WHAT TO PRODUCE:
Report, as a bare number, how many lines of the material below contain the word "icon".

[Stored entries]
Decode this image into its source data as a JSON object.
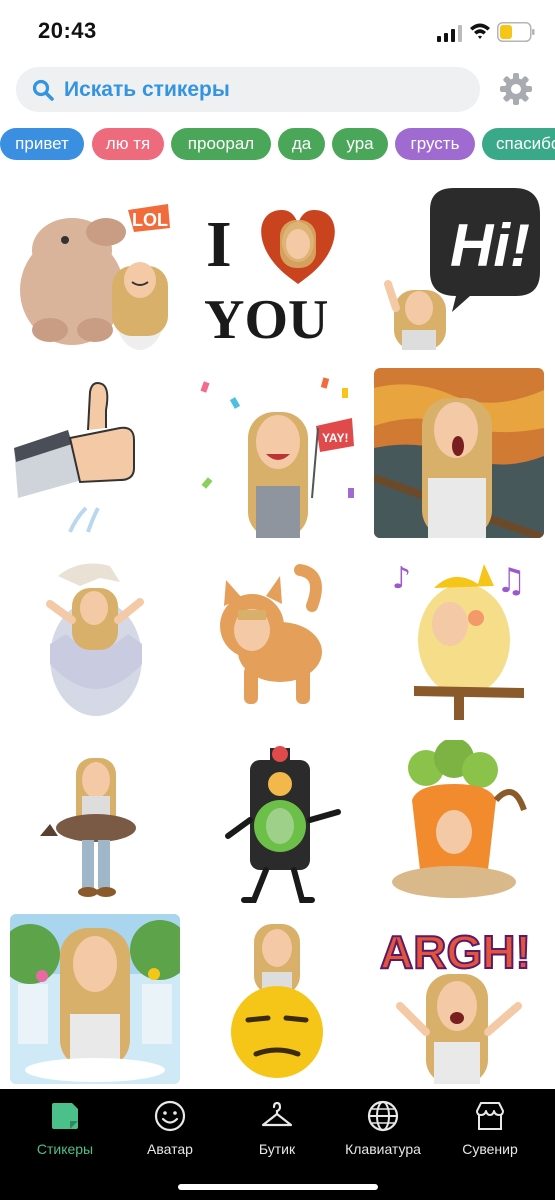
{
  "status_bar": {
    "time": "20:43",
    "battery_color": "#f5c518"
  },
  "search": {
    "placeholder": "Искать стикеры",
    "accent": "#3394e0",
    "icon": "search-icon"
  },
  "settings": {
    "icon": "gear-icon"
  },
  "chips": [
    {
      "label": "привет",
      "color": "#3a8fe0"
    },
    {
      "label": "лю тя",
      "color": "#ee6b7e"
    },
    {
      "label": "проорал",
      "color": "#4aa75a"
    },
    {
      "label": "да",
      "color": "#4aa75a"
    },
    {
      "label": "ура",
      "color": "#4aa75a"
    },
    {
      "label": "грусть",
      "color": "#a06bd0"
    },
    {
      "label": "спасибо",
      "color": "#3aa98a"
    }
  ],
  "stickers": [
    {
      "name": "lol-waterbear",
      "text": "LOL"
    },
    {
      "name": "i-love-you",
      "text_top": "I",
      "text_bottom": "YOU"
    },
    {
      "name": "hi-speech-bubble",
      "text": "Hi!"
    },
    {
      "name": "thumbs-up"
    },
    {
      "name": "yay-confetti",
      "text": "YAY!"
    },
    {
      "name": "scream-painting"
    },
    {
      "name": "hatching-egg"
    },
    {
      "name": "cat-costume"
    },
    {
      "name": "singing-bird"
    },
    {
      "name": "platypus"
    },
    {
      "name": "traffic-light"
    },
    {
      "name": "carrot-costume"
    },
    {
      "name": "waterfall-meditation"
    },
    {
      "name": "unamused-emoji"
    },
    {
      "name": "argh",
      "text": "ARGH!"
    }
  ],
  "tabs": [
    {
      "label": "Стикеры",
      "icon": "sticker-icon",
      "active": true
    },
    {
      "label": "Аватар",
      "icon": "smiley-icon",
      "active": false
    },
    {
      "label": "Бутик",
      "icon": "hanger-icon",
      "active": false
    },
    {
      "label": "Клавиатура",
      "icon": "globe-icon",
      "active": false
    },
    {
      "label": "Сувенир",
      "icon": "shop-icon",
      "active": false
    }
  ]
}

---

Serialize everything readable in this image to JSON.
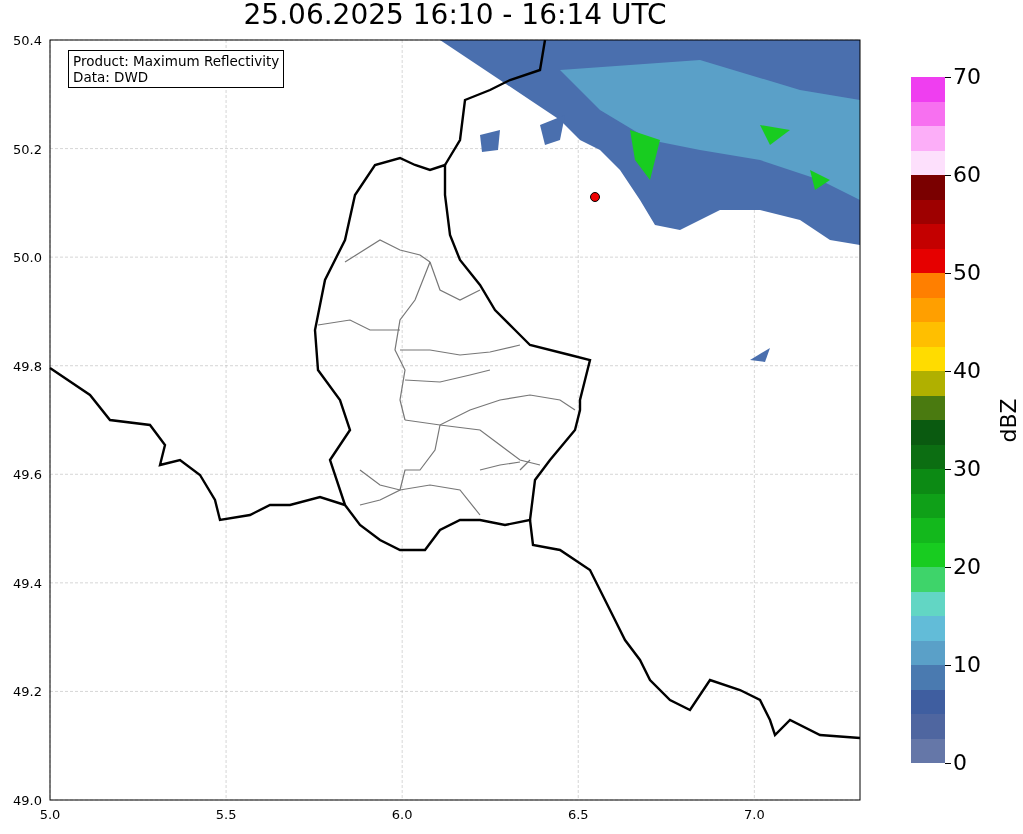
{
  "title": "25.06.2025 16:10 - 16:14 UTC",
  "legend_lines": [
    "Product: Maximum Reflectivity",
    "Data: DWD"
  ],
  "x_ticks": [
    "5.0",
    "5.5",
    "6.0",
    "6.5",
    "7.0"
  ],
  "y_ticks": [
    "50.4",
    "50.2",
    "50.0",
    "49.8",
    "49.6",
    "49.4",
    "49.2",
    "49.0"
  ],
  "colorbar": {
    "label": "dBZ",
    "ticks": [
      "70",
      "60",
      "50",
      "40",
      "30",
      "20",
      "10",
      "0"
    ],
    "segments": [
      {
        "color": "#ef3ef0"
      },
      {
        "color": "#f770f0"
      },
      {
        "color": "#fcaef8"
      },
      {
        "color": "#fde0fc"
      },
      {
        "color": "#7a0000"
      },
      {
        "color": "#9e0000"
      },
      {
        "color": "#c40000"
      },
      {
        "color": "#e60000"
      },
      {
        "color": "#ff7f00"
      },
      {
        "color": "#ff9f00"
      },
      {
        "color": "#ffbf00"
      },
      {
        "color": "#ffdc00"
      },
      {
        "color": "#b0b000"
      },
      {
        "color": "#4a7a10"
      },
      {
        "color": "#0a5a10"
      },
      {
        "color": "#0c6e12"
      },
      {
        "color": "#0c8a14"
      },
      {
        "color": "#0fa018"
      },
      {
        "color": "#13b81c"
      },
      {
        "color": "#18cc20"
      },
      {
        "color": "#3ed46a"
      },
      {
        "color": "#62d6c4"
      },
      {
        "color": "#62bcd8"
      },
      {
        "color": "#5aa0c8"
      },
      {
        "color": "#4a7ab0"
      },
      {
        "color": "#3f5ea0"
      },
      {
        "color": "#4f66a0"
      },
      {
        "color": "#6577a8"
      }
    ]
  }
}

FINISHED ANSWER:
7